[The problem] Exact copies are required of the lines from the line containing "What's the underlying" through the final line of the listing, both included, and of no other lines.

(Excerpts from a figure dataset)
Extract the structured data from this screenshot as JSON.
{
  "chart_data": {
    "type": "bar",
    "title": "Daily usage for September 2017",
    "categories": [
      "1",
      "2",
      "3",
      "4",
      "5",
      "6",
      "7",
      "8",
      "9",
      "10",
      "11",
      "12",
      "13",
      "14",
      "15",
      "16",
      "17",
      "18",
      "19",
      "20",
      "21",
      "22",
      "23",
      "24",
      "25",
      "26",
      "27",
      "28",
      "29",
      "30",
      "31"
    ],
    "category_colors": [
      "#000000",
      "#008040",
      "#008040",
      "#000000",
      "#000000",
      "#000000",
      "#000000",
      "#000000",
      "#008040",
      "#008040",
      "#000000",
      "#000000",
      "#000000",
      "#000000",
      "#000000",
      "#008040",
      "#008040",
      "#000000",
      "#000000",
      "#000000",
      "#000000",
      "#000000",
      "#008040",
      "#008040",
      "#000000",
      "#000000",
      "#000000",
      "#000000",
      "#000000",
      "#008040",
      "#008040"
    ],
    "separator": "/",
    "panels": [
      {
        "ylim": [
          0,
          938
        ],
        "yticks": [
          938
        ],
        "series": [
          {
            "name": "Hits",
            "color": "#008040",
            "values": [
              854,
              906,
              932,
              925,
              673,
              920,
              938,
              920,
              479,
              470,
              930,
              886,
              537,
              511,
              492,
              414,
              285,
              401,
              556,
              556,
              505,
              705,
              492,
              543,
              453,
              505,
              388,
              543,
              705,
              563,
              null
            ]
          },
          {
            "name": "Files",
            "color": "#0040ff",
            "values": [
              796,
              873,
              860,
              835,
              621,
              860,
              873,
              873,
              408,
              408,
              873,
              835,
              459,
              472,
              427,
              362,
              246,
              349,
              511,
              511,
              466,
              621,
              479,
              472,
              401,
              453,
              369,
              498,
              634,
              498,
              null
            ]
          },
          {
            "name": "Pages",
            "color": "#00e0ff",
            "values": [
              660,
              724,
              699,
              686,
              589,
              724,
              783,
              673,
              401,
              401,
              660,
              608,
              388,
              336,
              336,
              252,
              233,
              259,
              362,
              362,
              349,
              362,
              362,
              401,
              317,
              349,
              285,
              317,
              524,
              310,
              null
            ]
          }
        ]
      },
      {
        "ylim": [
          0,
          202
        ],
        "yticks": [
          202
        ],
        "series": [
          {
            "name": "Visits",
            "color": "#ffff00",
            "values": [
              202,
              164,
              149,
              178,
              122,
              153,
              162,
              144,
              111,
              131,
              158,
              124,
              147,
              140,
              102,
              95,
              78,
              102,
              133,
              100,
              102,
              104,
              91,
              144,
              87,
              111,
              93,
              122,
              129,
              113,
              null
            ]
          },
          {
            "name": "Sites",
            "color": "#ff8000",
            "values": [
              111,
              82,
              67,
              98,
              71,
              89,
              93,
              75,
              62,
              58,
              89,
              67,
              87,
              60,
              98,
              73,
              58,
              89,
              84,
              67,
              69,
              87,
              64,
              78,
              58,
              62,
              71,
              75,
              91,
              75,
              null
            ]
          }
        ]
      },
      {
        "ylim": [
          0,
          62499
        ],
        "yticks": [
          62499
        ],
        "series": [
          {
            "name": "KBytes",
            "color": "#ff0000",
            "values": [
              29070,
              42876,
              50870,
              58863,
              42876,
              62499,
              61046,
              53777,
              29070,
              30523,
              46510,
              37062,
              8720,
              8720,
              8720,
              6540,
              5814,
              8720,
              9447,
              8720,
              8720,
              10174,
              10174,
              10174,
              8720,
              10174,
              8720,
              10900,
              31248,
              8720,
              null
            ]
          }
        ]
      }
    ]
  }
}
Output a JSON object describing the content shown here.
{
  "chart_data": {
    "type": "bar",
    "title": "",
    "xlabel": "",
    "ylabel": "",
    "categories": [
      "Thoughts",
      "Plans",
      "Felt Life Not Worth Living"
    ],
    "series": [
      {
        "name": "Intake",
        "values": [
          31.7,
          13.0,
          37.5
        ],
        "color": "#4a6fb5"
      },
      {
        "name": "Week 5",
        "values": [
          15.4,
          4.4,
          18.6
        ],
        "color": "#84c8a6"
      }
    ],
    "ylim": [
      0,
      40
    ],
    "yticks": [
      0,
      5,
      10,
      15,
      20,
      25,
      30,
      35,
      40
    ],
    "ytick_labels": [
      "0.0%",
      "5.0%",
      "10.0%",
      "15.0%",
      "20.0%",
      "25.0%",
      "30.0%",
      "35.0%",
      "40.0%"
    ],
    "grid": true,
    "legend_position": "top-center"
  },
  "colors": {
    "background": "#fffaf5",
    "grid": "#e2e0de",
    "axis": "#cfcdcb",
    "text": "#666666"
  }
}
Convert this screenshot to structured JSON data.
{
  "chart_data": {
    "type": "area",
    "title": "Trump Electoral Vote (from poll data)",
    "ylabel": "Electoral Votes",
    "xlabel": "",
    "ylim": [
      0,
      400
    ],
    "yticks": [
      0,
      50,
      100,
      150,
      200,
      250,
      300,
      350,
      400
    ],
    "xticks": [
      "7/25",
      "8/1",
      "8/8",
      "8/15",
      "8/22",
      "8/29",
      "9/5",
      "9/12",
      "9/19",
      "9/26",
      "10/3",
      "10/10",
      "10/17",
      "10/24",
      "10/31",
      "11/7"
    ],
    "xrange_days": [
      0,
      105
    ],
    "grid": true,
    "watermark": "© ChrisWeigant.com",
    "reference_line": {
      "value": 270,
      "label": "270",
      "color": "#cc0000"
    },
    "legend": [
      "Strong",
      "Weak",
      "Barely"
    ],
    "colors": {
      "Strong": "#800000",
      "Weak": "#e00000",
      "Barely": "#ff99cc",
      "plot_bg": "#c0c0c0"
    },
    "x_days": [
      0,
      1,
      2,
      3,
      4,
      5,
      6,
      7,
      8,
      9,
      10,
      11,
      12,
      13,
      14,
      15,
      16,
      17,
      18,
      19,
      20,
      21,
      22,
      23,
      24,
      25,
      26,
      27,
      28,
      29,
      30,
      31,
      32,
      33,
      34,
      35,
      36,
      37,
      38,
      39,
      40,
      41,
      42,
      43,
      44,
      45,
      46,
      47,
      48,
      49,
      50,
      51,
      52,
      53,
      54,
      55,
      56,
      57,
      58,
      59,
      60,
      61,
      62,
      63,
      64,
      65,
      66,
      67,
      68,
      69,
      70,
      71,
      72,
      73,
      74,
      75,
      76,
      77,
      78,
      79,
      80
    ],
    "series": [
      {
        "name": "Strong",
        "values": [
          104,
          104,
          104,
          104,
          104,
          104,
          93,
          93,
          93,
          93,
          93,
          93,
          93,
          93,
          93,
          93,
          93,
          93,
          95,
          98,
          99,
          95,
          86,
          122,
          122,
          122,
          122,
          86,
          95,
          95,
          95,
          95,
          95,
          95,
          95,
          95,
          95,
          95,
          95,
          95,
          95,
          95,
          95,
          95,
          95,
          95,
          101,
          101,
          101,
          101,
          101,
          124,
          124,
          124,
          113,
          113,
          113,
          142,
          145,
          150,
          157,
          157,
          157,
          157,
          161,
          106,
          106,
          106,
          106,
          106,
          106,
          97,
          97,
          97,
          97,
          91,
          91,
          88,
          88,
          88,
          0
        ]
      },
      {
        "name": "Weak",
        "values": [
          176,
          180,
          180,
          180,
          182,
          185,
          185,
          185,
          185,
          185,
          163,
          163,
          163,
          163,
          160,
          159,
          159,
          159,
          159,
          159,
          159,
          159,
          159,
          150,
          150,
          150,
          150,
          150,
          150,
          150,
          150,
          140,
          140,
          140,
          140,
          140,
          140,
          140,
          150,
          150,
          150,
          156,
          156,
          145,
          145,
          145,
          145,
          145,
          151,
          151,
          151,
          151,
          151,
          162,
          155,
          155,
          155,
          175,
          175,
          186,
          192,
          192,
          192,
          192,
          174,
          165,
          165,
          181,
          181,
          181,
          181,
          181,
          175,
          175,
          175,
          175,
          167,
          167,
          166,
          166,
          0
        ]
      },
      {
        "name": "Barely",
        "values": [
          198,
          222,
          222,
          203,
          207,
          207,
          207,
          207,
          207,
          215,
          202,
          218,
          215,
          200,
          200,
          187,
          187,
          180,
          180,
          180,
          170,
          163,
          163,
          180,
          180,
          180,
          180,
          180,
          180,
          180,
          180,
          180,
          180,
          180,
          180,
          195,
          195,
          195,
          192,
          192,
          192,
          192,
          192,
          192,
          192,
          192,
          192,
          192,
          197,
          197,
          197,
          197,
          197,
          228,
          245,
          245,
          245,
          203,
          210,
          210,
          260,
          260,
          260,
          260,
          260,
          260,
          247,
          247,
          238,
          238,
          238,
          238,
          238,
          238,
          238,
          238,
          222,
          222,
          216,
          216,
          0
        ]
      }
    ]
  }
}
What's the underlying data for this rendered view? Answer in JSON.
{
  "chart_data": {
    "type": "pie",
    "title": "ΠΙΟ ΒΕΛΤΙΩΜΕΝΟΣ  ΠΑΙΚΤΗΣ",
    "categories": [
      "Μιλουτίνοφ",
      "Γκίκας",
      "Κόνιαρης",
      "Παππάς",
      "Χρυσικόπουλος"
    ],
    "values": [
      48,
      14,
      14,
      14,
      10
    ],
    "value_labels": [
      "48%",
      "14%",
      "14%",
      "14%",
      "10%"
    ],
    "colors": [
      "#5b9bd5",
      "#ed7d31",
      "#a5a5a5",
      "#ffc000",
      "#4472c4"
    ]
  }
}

[Response to this task]
What's the underlying data for this rendered view? Answer in JSON.
{
  "chart_data": {
    "type": "pie",
    "title": "ΠΙΟ ΒΕΛΤΙΩΜΕΝΟΣ  ΠΑΙΚΤΗΣ",
    "categories": [
      "Μιλουτίνοφ",
      "Γκίκας",
      "Κόνιαρης",
      "Παππάς",
      "Χρυσικόπουλος"
    ],
    "values": [
      48,
      14,
      14,
      14,
      10
    ],
    "value_labels": [
      "48%",
      "14%",
      "14%",
      "14%",
      "10%"
    ],
    "colors": [
      "#5b9bd5",
      "#ed7d31",
      "#a5a5a5",
      "#ffc000",
      "#4472c4"
    ]
  }
}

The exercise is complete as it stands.